[Lines of data]
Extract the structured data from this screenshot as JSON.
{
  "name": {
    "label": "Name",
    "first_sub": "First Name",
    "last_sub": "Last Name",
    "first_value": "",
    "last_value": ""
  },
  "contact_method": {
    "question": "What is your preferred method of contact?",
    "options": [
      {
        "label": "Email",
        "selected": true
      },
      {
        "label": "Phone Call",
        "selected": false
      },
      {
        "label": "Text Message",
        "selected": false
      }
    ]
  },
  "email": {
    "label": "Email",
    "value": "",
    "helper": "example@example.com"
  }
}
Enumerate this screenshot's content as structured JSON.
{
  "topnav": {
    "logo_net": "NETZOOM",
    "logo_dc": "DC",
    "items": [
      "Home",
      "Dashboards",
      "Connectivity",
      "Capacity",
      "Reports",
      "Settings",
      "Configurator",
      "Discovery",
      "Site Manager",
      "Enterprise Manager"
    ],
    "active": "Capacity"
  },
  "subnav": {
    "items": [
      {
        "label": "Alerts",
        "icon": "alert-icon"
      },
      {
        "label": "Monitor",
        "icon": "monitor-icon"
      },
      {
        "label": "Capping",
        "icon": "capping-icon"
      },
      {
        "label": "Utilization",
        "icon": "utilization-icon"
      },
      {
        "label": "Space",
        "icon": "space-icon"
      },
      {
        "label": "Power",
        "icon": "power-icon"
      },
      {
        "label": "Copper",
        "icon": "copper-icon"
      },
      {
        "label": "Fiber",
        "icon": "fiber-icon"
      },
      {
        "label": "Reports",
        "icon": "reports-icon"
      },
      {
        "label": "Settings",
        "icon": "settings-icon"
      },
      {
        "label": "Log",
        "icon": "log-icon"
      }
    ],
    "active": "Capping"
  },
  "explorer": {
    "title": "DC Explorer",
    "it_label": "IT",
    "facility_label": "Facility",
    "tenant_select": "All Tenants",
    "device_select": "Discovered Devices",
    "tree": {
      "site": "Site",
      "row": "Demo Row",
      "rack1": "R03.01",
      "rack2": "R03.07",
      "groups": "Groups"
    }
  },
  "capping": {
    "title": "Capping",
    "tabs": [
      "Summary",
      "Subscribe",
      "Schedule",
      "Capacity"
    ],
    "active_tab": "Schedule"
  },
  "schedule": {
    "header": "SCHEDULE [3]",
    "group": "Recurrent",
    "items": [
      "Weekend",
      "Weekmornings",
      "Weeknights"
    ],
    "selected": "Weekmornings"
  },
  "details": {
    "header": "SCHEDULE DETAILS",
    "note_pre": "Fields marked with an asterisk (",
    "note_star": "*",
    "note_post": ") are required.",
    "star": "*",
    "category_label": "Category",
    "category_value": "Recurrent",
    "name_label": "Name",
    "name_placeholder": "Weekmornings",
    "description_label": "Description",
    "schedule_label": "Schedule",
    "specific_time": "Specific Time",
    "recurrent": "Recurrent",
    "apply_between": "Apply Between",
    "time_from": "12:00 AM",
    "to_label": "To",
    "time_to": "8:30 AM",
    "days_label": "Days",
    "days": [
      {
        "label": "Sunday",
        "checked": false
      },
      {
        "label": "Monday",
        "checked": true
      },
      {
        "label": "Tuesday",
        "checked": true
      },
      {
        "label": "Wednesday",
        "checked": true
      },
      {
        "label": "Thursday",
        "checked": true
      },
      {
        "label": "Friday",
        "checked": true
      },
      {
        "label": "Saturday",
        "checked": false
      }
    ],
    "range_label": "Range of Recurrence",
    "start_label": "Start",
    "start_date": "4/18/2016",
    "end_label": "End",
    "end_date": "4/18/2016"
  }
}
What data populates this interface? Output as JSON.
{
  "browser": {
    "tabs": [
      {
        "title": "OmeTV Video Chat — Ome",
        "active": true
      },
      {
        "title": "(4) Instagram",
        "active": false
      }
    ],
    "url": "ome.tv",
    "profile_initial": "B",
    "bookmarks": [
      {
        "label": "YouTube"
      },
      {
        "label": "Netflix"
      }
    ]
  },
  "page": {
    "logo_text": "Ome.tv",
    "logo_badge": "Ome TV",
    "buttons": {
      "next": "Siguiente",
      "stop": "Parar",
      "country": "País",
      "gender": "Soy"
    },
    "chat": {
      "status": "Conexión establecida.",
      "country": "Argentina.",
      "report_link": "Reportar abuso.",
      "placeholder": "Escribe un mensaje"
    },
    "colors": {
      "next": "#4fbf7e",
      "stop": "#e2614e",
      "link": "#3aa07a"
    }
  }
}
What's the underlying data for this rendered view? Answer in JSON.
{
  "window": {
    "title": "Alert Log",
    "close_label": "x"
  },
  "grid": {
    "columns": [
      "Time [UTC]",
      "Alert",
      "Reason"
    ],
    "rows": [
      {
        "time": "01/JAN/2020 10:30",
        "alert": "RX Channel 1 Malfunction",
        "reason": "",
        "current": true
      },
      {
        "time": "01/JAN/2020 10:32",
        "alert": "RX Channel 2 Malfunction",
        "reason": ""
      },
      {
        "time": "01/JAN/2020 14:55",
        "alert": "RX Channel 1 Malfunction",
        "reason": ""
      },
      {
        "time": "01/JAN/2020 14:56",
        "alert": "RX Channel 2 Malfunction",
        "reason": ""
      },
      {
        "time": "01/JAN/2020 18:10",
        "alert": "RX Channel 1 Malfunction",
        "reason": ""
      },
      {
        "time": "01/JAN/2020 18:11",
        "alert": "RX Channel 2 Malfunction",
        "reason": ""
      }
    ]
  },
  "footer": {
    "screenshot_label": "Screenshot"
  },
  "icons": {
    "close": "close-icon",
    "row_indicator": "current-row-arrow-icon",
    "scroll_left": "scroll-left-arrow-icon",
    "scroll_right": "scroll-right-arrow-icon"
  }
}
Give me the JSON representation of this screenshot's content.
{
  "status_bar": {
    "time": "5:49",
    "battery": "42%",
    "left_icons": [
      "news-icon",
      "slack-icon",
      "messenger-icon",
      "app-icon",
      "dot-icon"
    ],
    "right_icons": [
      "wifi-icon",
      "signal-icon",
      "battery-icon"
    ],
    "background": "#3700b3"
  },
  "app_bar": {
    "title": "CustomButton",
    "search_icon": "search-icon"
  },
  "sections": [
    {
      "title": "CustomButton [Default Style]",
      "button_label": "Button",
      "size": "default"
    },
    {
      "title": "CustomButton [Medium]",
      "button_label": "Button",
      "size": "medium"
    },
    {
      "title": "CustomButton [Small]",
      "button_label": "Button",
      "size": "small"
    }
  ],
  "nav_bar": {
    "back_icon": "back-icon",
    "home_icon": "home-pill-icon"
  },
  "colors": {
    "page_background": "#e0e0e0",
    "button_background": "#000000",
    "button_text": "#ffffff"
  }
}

» Problem to solve: Keep only the lines that hold the string "JSON", and copy them out.

» Result of this exercise:
Extract the structured data from this screenshot as JSON.
Enumerate this screenshot's content as structured JSON.
What data populates this interface? Output as JSON.
What's the underlying data for this rendered view? Answer in JSON.
Give me the JSON representation of this screenshot's content.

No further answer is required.